::: EXERCISE INPUTS
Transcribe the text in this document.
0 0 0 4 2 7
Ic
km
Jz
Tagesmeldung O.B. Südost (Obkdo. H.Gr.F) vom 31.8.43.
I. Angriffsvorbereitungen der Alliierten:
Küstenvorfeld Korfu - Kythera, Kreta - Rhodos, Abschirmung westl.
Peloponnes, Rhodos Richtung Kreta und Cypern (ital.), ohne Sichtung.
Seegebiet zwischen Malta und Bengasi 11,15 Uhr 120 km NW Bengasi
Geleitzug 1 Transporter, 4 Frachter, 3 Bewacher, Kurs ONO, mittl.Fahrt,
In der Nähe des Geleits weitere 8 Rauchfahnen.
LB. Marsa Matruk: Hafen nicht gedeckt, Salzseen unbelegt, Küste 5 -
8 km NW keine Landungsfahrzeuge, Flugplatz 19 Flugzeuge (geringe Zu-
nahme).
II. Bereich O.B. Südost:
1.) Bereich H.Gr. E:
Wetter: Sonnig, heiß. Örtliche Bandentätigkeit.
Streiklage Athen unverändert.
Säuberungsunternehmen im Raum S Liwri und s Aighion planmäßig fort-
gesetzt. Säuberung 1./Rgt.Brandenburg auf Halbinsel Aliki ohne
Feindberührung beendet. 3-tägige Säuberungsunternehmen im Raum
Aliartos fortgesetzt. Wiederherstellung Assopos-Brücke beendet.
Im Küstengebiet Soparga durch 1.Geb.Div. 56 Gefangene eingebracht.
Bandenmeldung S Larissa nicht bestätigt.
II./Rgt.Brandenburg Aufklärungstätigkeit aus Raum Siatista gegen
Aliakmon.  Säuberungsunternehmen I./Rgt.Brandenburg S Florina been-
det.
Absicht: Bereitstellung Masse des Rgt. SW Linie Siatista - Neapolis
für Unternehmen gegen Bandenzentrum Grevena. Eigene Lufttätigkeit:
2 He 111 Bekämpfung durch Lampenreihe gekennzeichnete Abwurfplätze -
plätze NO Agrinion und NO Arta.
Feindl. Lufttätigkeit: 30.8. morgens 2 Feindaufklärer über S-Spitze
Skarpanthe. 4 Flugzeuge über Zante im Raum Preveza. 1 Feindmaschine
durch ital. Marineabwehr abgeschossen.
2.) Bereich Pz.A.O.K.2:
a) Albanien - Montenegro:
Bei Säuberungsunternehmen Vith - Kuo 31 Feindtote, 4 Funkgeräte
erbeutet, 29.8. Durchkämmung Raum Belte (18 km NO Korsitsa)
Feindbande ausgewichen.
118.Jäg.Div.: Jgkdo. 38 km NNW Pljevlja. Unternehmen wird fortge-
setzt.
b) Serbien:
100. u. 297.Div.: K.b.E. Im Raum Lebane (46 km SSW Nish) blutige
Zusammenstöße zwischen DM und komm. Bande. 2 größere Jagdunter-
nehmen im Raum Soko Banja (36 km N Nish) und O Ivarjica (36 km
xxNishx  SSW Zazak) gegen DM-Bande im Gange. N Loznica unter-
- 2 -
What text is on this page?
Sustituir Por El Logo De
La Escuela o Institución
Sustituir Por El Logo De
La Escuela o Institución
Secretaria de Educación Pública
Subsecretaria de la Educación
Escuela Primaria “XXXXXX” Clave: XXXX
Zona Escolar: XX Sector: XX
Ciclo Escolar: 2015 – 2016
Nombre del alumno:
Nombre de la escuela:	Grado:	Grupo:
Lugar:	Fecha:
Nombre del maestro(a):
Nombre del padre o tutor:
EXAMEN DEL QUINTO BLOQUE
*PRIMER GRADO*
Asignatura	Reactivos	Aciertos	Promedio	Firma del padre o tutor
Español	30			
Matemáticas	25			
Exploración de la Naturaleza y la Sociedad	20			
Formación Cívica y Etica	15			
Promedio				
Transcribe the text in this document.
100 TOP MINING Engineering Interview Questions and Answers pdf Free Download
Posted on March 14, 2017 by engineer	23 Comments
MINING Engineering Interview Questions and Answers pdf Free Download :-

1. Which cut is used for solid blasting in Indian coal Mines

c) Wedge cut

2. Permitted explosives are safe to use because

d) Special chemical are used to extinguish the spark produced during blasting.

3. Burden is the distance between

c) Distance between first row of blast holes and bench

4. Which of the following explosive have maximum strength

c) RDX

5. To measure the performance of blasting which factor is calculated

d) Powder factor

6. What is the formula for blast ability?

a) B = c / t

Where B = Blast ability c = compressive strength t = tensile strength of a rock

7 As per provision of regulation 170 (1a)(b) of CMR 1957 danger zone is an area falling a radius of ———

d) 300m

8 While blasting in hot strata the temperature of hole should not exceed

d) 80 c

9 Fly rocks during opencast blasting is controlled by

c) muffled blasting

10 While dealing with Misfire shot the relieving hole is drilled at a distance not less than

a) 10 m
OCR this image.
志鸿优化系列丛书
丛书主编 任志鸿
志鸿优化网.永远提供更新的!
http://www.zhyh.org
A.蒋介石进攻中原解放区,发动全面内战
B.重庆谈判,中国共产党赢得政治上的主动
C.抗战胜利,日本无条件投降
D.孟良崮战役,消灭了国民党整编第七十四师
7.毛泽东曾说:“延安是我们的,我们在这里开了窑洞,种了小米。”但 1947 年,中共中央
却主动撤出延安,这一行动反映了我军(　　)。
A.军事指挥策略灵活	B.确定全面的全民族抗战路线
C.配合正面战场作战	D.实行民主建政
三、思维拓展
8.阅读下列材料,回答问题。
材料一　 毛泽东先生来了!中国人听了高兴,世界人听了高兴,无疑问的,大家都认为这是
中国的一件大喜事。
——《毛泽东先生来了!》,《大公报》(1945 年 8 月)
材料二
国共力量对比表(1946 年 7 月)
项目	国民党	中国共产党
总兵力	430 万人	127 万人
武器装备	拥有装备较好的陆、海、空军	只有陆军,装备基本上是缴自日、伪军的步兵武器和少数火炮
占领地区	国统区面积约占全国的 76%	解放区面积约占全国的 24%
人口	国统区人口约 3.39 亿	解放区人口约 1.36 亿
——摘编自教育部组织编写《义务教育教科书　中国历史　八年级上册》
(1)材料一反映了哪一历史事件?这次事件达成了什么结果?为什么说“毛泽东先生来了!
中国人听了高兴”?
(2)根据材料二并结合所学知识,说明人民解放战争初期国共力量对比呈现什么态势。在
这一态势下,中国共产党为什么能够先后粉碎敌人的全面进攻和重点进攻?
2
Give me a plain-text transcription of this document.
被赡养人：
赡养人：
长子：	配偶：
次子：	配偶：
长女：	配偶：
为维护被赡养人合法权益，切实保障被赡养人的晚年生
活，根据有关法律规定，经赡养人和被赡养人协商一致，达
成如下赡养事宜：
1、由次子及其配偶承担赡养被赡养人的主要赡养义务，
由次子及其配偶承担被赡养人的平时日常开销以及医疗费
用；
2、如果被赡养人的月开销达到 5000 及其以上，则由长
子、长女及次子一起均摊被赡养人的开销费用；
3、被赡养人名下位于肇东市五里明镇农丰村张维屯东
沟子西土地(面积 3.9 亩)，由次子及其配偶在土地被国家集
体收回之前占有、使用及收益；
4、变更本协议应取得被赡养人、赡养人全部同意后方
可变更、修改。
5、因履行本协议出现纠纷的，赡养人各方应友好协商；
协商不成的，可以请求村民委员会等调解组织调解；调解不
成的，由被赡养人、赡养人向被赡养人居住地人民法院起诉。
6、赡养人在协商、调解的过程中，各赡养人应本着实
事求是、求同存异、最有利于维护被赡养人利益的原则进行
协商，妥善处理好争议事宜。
::::::
* **TASK BRIEF**:
Report each line of the material above where the word "Questions" appears.

* **TASK ANSWER**:
100 TOP MINING Engineering Interview Questions and Answers pdf Free Download
MINING Engineering Interview Questions and Answers pdf Free Download :-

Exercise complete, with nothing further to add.